* **WHAT IS NEEDED**: Reproduce the source records below line for line, with no changes.

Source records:
========
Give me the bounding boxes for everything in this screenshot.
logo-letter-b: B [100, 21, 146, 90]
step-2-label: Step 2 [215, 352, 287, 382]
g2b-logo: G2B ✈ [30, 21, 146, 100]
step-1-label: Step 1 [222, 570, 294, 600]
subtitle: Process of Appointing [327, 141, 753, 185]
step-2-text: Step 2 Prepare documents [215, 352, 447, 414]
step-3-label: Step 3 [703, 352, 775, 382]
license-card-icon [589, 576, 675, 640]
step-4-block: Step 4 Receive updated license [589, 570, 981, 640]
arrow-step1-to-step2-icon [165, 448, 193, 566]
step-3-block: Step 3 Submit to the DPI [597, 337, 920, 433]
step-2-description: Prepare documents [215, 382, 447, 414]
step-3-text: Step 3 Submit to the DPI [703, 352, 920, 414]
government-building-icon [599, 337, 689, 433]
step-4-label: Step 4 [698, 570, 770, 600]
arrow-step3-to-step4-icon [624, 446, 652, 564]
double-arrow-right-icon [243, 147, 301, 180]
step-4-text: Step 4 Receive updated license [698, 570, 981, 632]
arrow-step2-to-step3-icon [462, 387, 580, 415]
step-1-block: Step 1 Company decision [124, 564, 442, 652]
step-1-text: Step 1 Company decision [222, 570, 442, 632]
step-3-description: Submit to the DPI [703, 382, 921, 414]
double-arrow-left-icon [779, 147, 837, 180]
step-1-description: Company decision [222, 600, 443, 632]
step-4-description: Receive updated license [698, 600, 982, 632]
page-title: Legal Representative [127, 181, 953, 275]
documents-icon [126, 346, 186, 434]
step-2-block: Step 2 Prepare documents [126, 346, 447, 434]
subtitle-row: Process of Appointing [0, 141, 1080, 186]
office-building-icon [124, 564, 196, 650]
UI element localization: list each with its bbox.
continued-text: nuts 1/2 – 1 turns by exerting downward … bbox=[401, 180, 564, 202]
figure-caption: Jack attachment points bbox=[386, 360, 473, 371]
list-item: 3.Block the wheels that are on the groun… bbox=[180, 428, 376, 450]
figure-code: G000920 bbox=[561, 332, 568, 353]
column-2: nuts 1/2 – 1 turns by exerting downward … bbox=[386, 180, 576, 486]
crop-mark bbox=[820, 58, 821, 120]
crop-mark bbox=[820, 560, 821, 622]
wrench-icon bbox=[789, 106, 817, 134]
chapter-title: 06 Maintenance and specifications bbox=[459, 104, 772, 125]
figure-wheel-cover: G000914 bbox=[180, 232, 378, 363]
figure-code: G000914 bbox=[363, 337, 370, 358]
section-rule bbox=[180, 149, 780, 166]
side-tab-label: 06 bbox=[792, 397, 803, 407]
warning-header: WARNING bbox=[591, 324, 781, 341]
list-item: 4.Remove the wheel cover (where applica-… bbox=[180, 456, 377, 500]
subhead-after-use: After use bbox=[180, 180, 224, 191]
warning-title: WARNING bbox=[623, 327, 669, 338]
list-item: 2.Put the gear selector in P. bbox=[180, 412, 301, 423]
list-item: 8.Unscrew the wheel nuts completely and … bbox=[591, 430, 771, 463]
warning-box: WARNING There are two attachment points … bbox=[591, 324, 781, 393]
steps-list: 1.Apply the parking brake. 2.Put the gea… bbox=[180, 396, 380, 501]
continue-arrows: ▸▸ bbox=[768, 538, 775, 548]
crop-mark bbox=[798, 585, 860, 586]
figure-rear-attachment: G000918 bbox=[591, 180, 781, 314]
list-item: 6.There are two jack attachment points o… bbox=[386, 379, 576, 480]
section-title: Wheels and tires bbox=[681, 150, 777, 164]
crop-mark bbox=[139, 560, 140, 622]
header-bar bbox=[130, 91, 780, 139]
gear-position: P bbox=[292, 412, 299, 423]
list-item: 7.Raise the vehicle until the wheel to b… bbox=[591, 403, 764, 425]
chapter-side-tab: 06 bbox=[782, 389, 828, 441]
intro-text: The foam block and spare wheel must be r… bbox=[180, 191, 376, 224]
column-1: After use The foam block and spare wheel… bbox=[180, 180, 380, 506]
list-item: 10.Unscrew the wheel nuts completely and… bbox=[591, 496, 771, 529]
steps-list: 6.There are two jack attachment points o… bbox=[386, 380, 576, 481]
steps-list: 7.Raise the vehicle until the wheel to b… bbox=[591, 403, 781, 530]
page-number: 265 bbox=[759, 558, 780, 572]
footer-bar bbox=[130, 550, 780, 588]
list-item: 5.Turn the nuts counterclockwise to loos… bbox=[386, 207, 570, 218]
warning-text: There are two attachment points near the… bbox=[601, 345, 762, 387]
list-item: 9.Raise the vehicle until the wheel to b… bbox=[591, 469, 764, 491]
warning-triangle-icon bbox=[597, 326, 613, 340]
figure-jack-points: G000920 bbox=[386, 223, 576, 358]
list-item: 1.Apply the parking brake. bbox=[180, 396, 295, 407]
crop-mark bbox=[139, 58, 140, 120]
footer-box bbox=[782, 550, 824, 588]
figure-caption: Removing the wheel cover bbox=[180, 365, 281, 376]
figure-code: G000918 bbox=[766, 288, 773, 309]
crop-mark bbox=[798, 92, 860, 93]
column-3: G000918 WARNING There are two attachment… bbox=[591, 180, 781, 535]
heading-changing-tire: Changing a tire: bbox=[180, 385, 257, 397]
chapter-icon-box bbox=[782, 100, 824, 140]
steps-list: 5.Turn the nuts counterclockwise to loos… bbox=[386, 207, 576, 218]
========
* **THE ANSWER**:
Give me the bounding boxes for everything in this screenshot.
logo-letter-b: B [100, 21, 146, 90]
step-2-label: Step 2 [215, 352, 287, 382]
g2b-logo: G2B ✈ [30, 21, 146, 100]
step-1-label: Step 1 [222, 570, 294, 600]
subtitle: Process of Appointing [327, 141, 753, 185]
step-2-text: Step 2 Prepare documents [215, 352, 447, 414]
step-3-label: Step 3 [703, 352, 775, 382]
license-card-icon [589, 576, 675, 640]
step-4-block: Step 4 Receive updated license [589, 570, 981, 640]
arrow-step1-to-step2-icon [165, 448, 193, 566]
step-3-block: Step 3 Submit to the DPI [597, 337, 920, 433]
step-2-description: Prepare documents [215, 382, 447, 414]
step-3-text: Step 3 Submit to the DPI [703, 352, 920, 414]
government-building-icon [599, 337, 689, 433]
step-4-label: Step 4 [698, 570, 770, 600]
arrow-step3-to-step4-icon [624, 446, 652, 564]
double-arrow-right-icon [243, 147, 301, 180]
step-4-text: Step 4 Receive updated license [698, 570, 981, 632]
arrow-step2-to-step3-icon [462, 387, 580, 415]
step-1-block: Step 1 Company decision [124, 564, 442, 652]
step-1-text: Step 1 Company decision [222, 570, 442, 632]
step-3-description: Submit to the DPI [703, 382, 921, 414]
double-arrow-left-icon [779, 147, 837, 180]
step-1-description: Company decision [222, 600, 443, 632]
step-4-description: Receive updated license [698, 600, 982, 632]
page-title: Legal Representative [127, 181, 953, 275]
documents-icon [126, 346, 186, 434]
step-2-block: Step 2 Prepare documents [126, 346, 447, 434]
subtitle-row: Process of Appointing [0, 141, 1080, 186]
office-building-icon [124, 564, 196, 650]
UI element localization: list each with its bbox.
continued-text: nuts 1/2 – 1 turns by exerting downward … bbox=[401, 180, 564, 202]
figure-caption: Jack attachment points bbox=[386, 360, 473, 371]
list-item: 3.Block the wheels that are on the groun… bbox=[180, 428, 376, 450]
figure-code: G000920 bbox=[561, 332, 568, 353]
column-2: nuts 1/2 – 1 turns by exerting downward … bbox=[386, 180, 576, 486]
crop-mark bbox=[820, 58, 821, 120]
crop-mark bbox=[820, 560, 821, 622]
wrench-icon bbox=[789, 106, 817, 134]
chapter-title: 06 Maintenance and specifications bbox=[459, 104, 772, 125]
figure-wheel-cover: G000914 bbox=[180, 232, 378, 363]
figure-code: G000914 bbox=[363, 337, 370, 358]
section-rule bbox=[180, 149, 780, 166]
side-tab-label: 06 bbox=[792, 397, 803, 407]
warning-header: WARNING bbox=[591, 324, 781, 341]
list-item: 4.Remove the wheel cover (where applica-… bbox=[180, 456, 377, 500]
subhead-after-use: After use bbox=[180, 180, 224, 191]
warning-title: WARNING bbox=[623, 327, 669, 338]
list-item: 2.Put the gear selector in P. bbox=[180, 412, 301, 423]
list-item: 8.Unscrew the wheel nuts completely and … bbox=[591, 430, 771, 463]
warning-box: WARNING There are two attachment points … bbox=[591, 324, 781, 393]
steps-list: 1.Apply the parking brake. 2.Put the gea… bbox=[180, 396, 380, 501]
continue-arrows: ▸▸ bbox=[768, 538, 775, 548]
crop-mark bbox=[798, 585, 860, 586]
figure-rear-attachment: G000918 bbox=[591, 180, 781, 314]
list-item: 6.There are two jack attachment points o… bbox=[386, 379, 576, 480]
section-title: Wheels and tires bbox=[681, 150, 777, 164]
crop-mark bbox=[139, 560, 140, 622]
header-bar bbox=[130, 91, 780, 139]
gear-position: P bbox=[292, 412, 299, 423]
list-item: 7.Raise the vehicle until the wheel to b… bbox=[591, 403, 764, 425]
chapter-side-tab: 06 bbox=[782, 389, 828, 441]
intro-text: The foam block and spare wheel must be r… bbox=[180, 191, 376, 224]
column-1: After use The foam block and spare wheel… bbox=[180, 180, 380, 506]
list-item: 10.Unscrew the wheel nuts completely and… bbox=[591, 496, 771, 529]
steps-list: 6.There are two jack attachment points o… bbox=[386, 380, 576, 481]
steps-list: 7.Raise the vehicle until the wheel to b… bbox=[591, 403, 781, 530]
page-number: 265 bbox=[759, 558, 780, 572]
footer-bar bbox=[130, 550, 780, 588]
list-item: 5.Turn the nuts counterclockwise to loos… bbox=[386, 207, 570, 218]
warning-text: There are two attachment points near the… bbox=[601, 345, 762, 387]
list-item: 9.Raise the vehicle until the wheel to b… bbox=[591, 469, 764, 491]
warning-triangle-icon bbox=[597, 326, 613, 340]
figure-jack-points: G000920 bbox=[386, 223, 576, 358]
list-item: 1.Apply the parking brake. bbox=[180, 396, 295, 407]
crop-mark bbox=[139, 58, 140, 120]
footer-box bbox=[782, 550, 824, 588]
figure-caption: Removing the wheel cover bbox=[180, 365, 281, 376]
figure-code: G000918 bbox=[766, 288, 773, 309]
crop-mark bbox=[798, 92, 860, 93]
column-3: G000918 WARNING There are two attachment… bbox=[591, 180, 781, 535]
heading-changing-tire: Changing a tire: bbox=[180, 385, 257, 397]
chapter-icon-box bbox=[782, 100, 824, 140]
steps-list: 5.Turn the nuts counterclockwise to loos… bbox=[386, 207, 576, 218]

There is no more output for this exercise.